Do this: Pick out each line of the records that includes the string "youtube", and copy it.

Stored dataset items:
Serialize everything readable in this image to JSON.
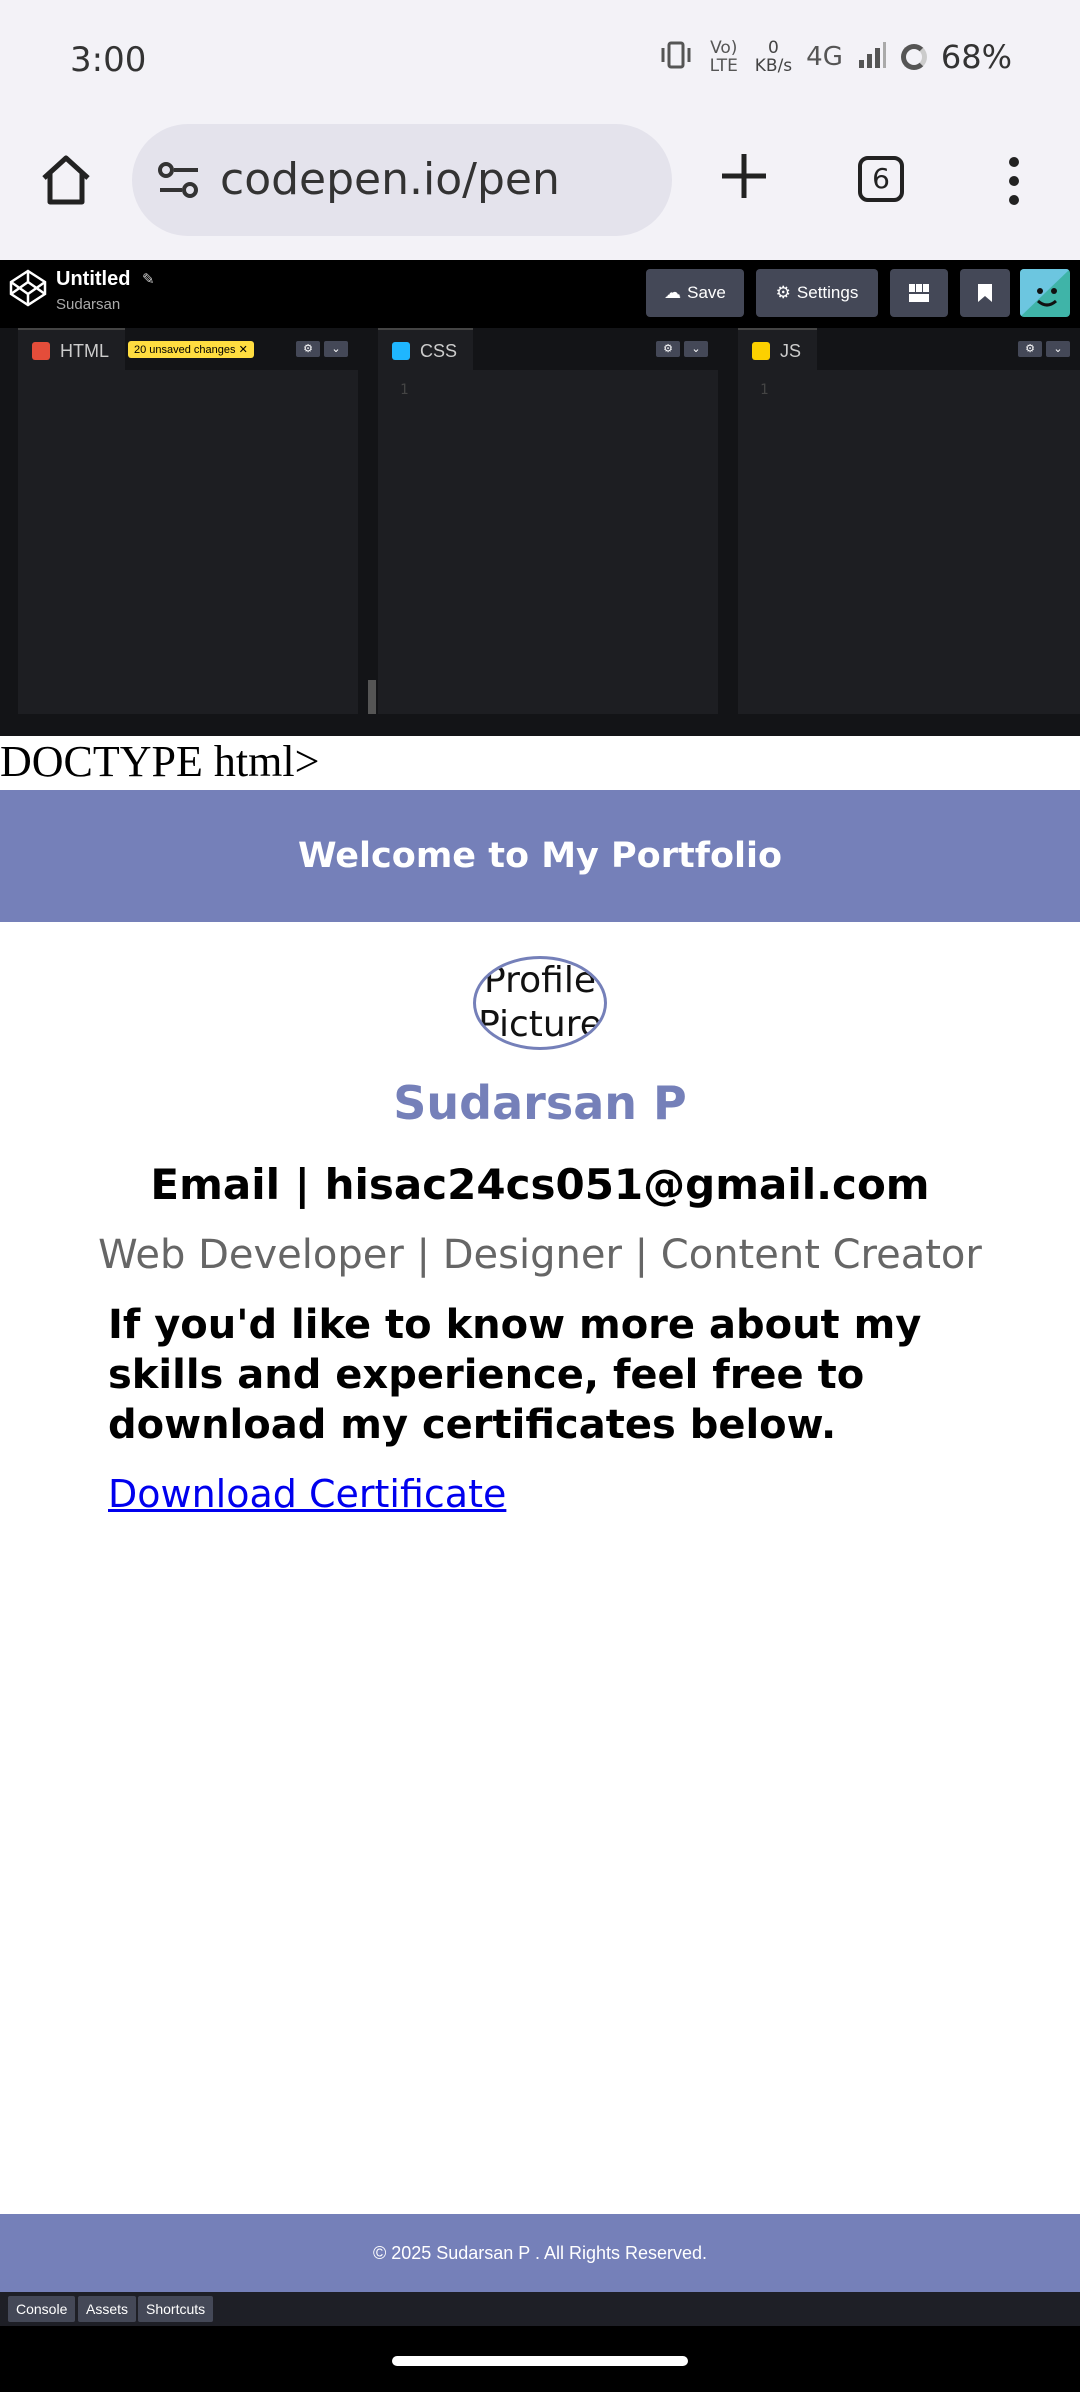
{
  "status_bar": {
    "time": "3:00",
    "volte": "Vo) LTE",
    "data_speed_value": "0",
    "data_speed_unit": "KB/s",
    "network": "4G",
    "battery": "68%"
  },
  "browser": {
    "url": "codepen.io/pen",
    "tab_count": "6"
  },
  "codepen": {
    "title": "Untitled",
    "user": "Sudarsan",
    "save_label": "Save",
    "settings_label": "Settings",
    "panes": {
      "html": {
        "label": "HTML",
        "badge": "20 unsaved changes ✕",
        "line": ""
      },
      "css": {
        "label": "CSS",
        "line": "1"
      },
      "js": {
        "label": "JS",
        "line": "1"
      }
    },
    "bottom": {
      "console": "Console",
      "assets": "Assets",
      "shortcuts": "Shortcuts"
    }
  },
  "preview": {
    "doctype_text": "DOCTYPE html>",
    "header_title": "Welcome to My Portfolio",
    "profile_alt": "Profile Picture",
    "name": "Sudarsan P",
    "email_line": "Email | hisac24cs051@gmail.com",
    "roles": "Web Developer | Designer | Content Creator",
    "intro": "If you'd like to know more about my skills and experience, feel free to download my certificates below.",
    "download_link": "Download Certificate",
    "footer": "© 2025 Sudarsan P . All Rights Reserved."
  },
  "colors": {
    "accent": "#7580b9",
    "codepen_bg": "#131417",
    "badge": "#ffdd40"
  }
}
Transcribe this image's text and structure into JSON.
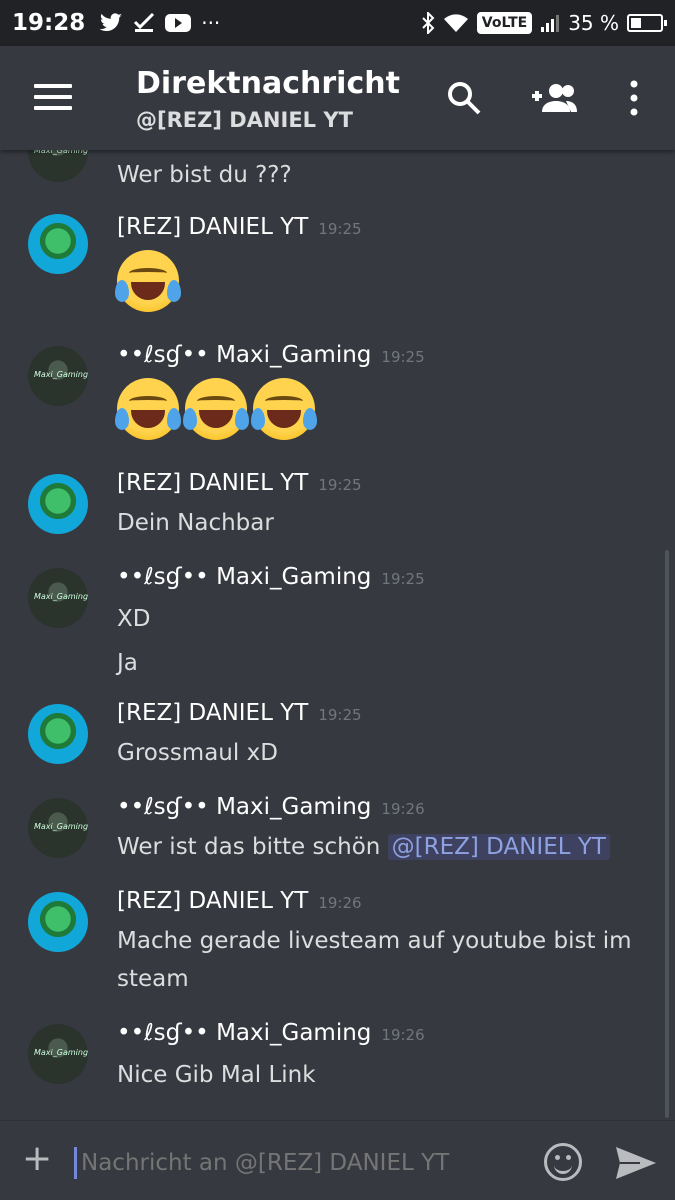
{
  "status_bar": {
    "time": "19:28",
    "notif_icons": [
      "twitter-icon",
      "checkmark-icon",
      "youtube-icon",
      "more-icon"
    ],
    "volte": "VoLTE",
    "battery_text": "35 %",
    "battery_level": 0.35
  },
  "header": {
    "title": "Direktnachricht",
    "subtitle": "@[REZ] DANIEL YT"
  },
  "messages": [
    {
      "lines": [
        "Wer bist du ???"
      ]
    },
    {
      "author": "[REZ] DANIEL YT",
      "time": "19:25",
      "emoji_count": 1
    },
    {
      "author": "••ℓѕɠ•• Maxi_Gaming",
      "time": "19:25",
      "emoji_count": 3
    },
    {
      "author": "[REZ] DANIEL YT",
      "time": "19:25",
      "lines": [
        "Dein Nachbar"
      ]
    },
    {
      "author": "••ℓѕɠ•• Maxi_Gaming",
      "time": "19:25",
      "lines": [
        "XD",
        "Ja"
      ]
    },
    {
      "author": "[REZ] DANIEL YT",
      "time": "19:25",
      "lines": [
        "Grossmaul xD"
      ]
    },
    {
      "author": "••ℓѕɠ•• Maxi_Gaming",
      "time": "19:26",
      "text": "Wer ist das bitte schön",
      "mention": "@[REZ] DANIEL YT"
    },
    {
      "author": "[REZ] DANIEL YT",
      "time": "19:26",
      "lines": [
        "Mache gerade livesteam auf youtube bist im",
        "steam"
      ]
    },
    {
      "author": "••ℓѕɠ•• Maxi_Gaming",
      "time": "19:26",
      "lines": [
        "Nice Gib Mal Link"
      ]
    }
  ],
  "avatar_label": "Maxi_Gaming",
  "composer": {
    "placeholder": "Nachricht an @[REZ] DANIEL YT"
  }
}
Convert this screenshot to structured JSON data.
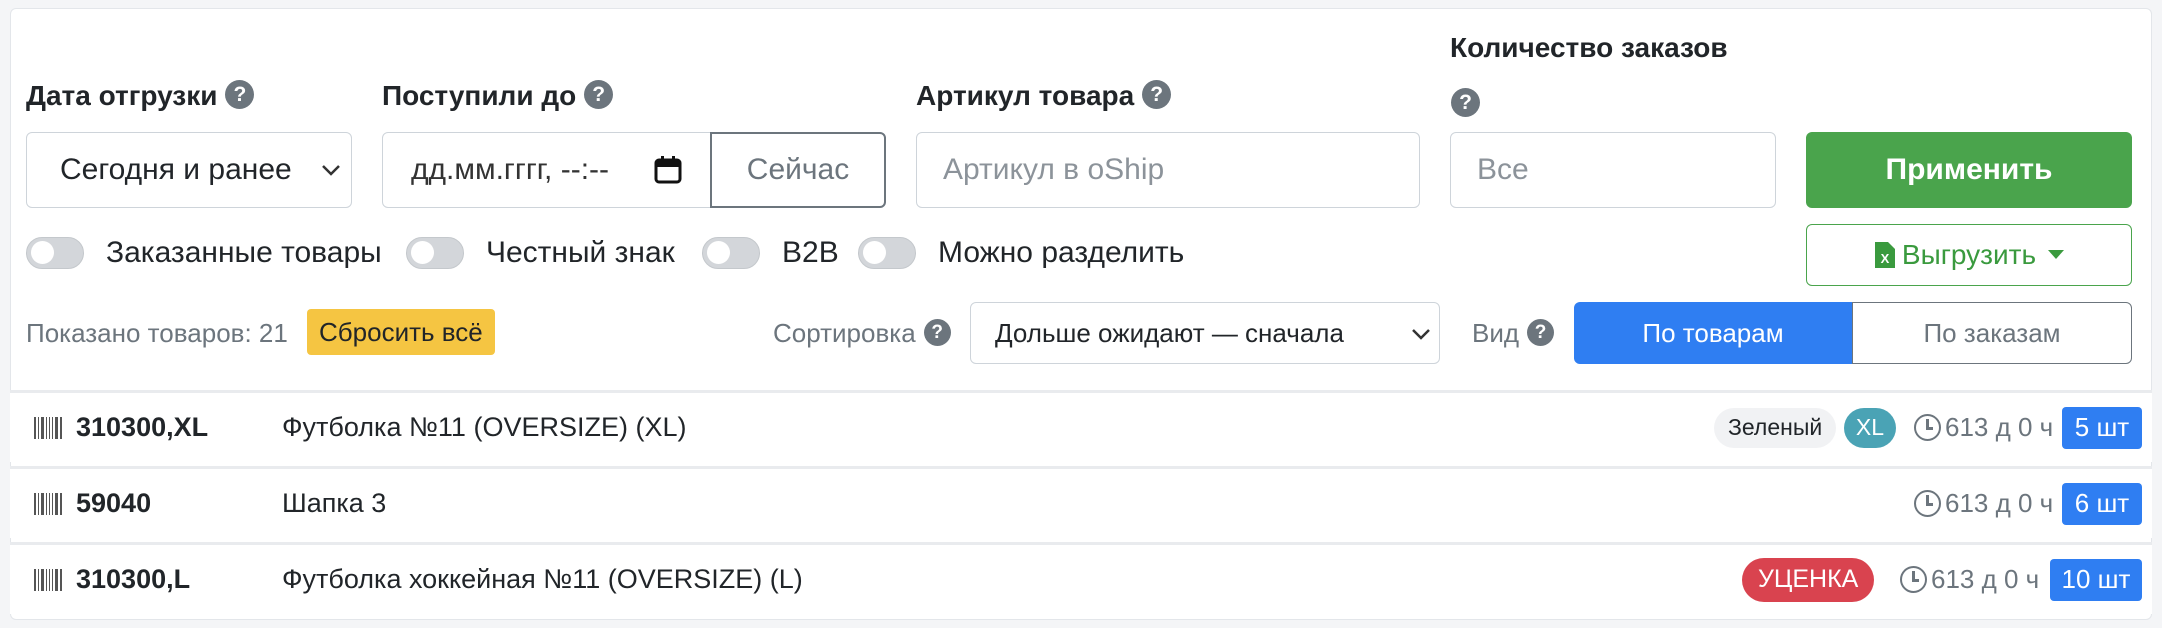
{
  "filters": {
    "ship_date_label": "Дата отгрузки",
    "ship_date_value": "Сегодня и ранее",
    "received_label": "Поступили до",
    "received_placeholder": "дд.мм.гггг, --:--",
    "now_button": "Сейчас",
    "sku_label": "Артикул товара",
    "sku_placeholder": "Артикул в oShip",
    "orders_label": "Количество заказов",
    "orders_placeholder": "Все",
    "apply_button": "Применить",
    "export_button": "Выгрузить"
  },
  "toggles": [
    {
      "label": "Заказанные товары",
      "on": false
    },
    {
      "label": "Честный знак",
      "on": false
    },
    {
      "label": "B2B",
      "on": false
    },
    {
      "label": "Можно разделить",
      "on": false
    }
  ],
  "summary": {
    "shown": "Показано товаров: 21",
    "reset_button": "Сбросить всё",
    "sort_label": "Сортировка",
    "sort_value": "Дольше ожидают — сначала",
    "view_label": "Вид",
    "view_by_items": "По товарам",
    "view_by_orders": "По заказам",
    "active_view": "По товарам"
  },
  "items": [
    {
      "sku": "310300,XL",
      "name": "Футболка №11 (OVERSIZE) (XL)",
      "color_tag": "Зеленый",
      "size_tag": "XL",
      "age": "613 д 0 ч",
      "qty": "5 шт"
    },
    {
      "sku": "59040",
      "name": "Шапка 3",
      "age": "613 д 0 ч",
      "qty": "6 шт"
    },
    {
      "sku": "310300,L",
      "name": "Футболка хоккейная №11 (OVERSIZE) (L)",
      "discount_tag": "УЦЕНКА",
      "age": "613 д 0 ч",
      "qty": "10 шт"
    }
  ],
  "colors": {
    "primary": "#2f7ef2",
    "success": "#4aa44c",
    "warning": "#f5c542",
    "danger": "#d9434f",
    "info": "#4aa3b5"
  }
}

Result:
      "youtube-icon",
        "Mache gerade livesteam auf youtube bist im",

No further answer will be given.